__STATED PROBLEM__. Your task is to copy the listing exactly. Drop any pictures from the copy.

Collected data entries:
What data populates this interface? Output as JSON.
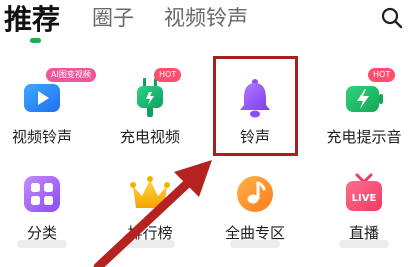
{
  "tabs": [
    {
      "label": "推荐",
      "active": true
    },
    {
      "label": "圈子",
      "active": false
    },
    {
      "label": "视频铃声",
      "active": false
    }
  ],
  "header": {
    "search_icon": "search-icon"
  },
  "row1": [
    {
      "label": "视频铃声",
      "icon": "video-icon",
      "badge": "AI图变视频",
      "badge_color": "#f0559a"
    },
    {
      "label": "充电视频",
      "icon": "charging-plug-icon",
      "badge": "HOT",
      "badge_color": "#ff4d6d"
    },
    {
      "label": "铃声",
      "icon": "bell-icon"
    },
    {
      "label": "充电提示音",
      "icon": "charging-battery-icon",
      "badge": "HOT",
      "badge_color": "#ff4d6d"
    }
  ],
  "row2": [
    {
      "label": "分类",
      "icon": "category-grid-icon"
    },
    {
      "label": "排行榜",
      "icon": "crown-icon"
    },
    {
      "label": "全曲专区",
      "icon": "music-note-icon"
    },
    {
      "label": "直播",
      "icon": "live-tv-icon",
      "icon_text": "LIVE"
    }
  ],
  "colors": {
    "accent": "#12b24d",
    "highlight_box": "#a3211e",
    "arrow": "#b5221f"
  }
}
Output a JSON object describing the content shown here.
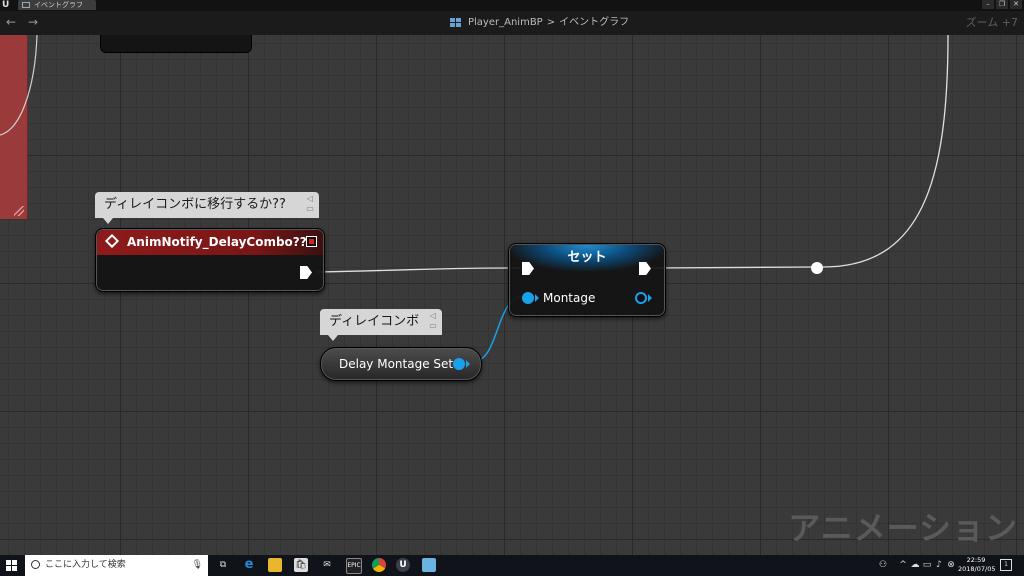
{
  "window": {
    "tab_label": "イベントグラフ",
    "logo_text": "U"
  },
  "toolbar": {
    "back_glyph": "←",
    "forward_glyph": "→",
    "breadcrumb_root": "Player_AnimBP",
    "breadcrumb_separator": ">",
    "breadcrumb_current": "イベントグラフ",
    "zoom": "ズーム +7"
  },
  "comments": {
    "event_comment": "ディレイコンボに移行するか??",
    "variable_comment": "ディレイコンボ"
  },
  "nodes": {
    "event_title": "AnimNotify_DelayCombo??",
    "set_title": "セット",
    "set_pin_label": "Montage",
    "variable_label": "Delay Montage Set"
  },
  "watermark": "アニメーション",
  "taskbar": {
    "search_placeholder": "ここに入力して検索",
    "time": "22:59",
    "date": "2018/07/05",
    "notification_count": "1"
  },
  "colors": {
    "event_header": "#8e1b1b",
    "set_header": "#1e8fd6",
    "object_pin": "#1aa0e8",
    "exec_pin": "#ffffff",
    "comment_bg": "#d6d6d6"
  },
  "icons": {
    "event": "diamond-event-icon",
    "delegate": "delegate-pin-icon",
    "pin": "pin-icon",
    "search": "search-icon",
    "mic": "microphone-icon",
    "task_view": "task-view-icon",
    "edge": "edge-browser-icon",
    "explorer": "file-explorer-icon",
    "store": "store-icon",
    "mail": "mail-icon",
    "epic": "epic-launcher-icon",
    "chrome": "chrome-icon",
    "unreal": "unreal-engine-icon",
    "app": "app-icon"
  }
}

__SOLUTION__.
What data populates this interface? Output as JSON.
{
  "tabs": [
    {
      "label": "推荐",
      "active": true
    },
    {
      "label": "圈子",
      "active": false
    },
    {
      "label": "视频铃声",
      "active": false
    }
  ],
  "header": {
    "search_icon": "search-icon"
  },
  "row1": [
    {
      "label": "视频铃声",
      "icon": "video-icon",
      "badge": "AI图变视频",
      "badge_color": "#f0559a"
    },
    {
      "label": "充电视频",
      "icon": "charging-plug-icon",
      "badge": "HOT",
      "badge_color": "#ff4d6d"
    },
    {
      "label": "铃声",
      "icon": "bell-icon"
    },
    {
      "label": "充电提示音",
      "icon": "charging-battery-icon",
      "badge": "HOT",
      "badge_color": "#ff4d6d"
    }
  ],
  "row2": [
    {
      "label": "分类",
      "icon": "category-grid-icon"
    },
    {
      "label": "排行榜",
      "icon": "crown-icon"
    },
    {
      "label": "全曲专区",
      "icon": "music-note-icon"
    },
    {
      "label": "直播",
      "icon": "live-tv-icon",
      "icon_text": "LIVE"
    }
  ],
  "colors": {
    "accent": "#12b24d",
    "highlight_box": "#a3211e",
    "arrow": "#b5221f"
  }
}
Output a JSON object describing the content shown here.
{
  "window": {
    "tab_label": "イベントグラフ",
    "logo_text": "U"
  },
  "toolbar": {
    "back_glyph": "←",
    "forward_glyph": "→",
    "breadcrumb_root": "Player_AnimBP",
    "breadcrumb_separator": ">",
    "breadcrumb_current": "イベントグラフ",
    "zoom": "ズーム +7"
  },
  "comments": {
    "event_comment": "ディレイコンボに移行するか??",
    "variable_comment": "ディレイコンボ"
  },
  "nodes": {
    "event_title": "AnimNotify_DelayCombo??",
    "set_title": "セット",
    "set_pin_label": "Montage",
    "variable_label": "Delay Montage Set"
  },
  "watermark": "アニメーション",
  "taskbar": {
    "search_placeholder": "ここに入力して検索",
    "time": "22:59",
    "date": "2018/07/05",
    "notification_count": "1"
  },
  "colors": {
    "event_header": "#8e1b1b",
    "set_header": "#1e8fd6",
    "object_pin": "#1aa0e8",
    "exec_pin": "#ffffff",
    "comment_bg": "#d6d6d6"
  },
  "icons": {
    "event": "diamond-event-icon",
    "delegate": "delegate-pin-icon",
    "pin": "pin-icon",
    "search": "search-icon",
    "mic": "microphone-icon",
    "task_view": "task-view-icon",
    "edge": "edge-browser-icon",
    "explorer": "file-explorer-icon",
    "store": "store-icon",
    "mail": "mail-icon",
    "epic": "epic-launcher-icon",
    "chrome": "chrome-icon",
    "unreal": "unreal-engine-icon",
    "app": "app-icon"
  }
}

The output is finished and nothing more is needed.